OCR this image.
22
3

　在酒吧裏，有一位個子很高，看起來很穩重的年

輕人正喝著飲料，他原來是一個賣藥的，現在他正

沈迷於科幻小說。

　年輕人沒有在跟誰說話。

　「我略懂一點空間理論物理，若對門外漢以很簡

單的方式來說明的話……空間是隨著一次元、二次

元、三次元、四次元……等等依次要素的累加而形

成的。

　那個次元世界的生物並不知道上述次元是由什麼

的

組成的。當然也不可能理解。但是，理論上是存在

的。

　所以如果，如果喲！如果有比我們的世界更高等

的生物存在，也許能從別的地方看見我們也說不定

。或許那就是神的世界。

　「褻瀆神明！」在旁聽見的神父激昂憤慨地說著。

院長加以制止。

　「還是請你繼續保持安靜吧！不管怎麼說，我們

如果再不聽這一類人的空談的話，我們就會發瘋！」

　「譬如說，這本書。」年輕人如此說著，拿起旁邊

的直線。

- _Directions_: Reproduce the data, keeping every line exactly the same.

- _In response_:
OCR this image.
22
3

　在酒吧裏，有一位個子很高，看起來很穩重的年

輕人正喝著飲料，他原來是一個賣藥的，現在他正

沈迷於科幻小說。

　年輕人沒有在跟誰說話。

　「我略懂一點空間理論物理，若對門外漢以很簡

單的方式來說明的話……空間是隨著一次元、二次

元、三次元、四次元……等等依次要素的累加而形

成的。

　那個次元世界的生物並不知道上述次元是由什麼

的

組成的。當然也不可能理解。但是，理論上是存在

的。

　所以如果，如果喲！如果有比我們的世界更高等

的生物存在，也許能從別的地方看見我們也說不定

。或許那就是神的世界。

　「褻瀆神明！」在旁聽見的神父激昂憤慨地說著。

院長加以制止。

　「還是請你繼續保持安靜吧！不管怎麼說，我們

如果再不聽這一類人的空談的話，我們就會發瘋！」

　「譬如說，這本書。」年輕人如此說著，拿起旁邊

的直線。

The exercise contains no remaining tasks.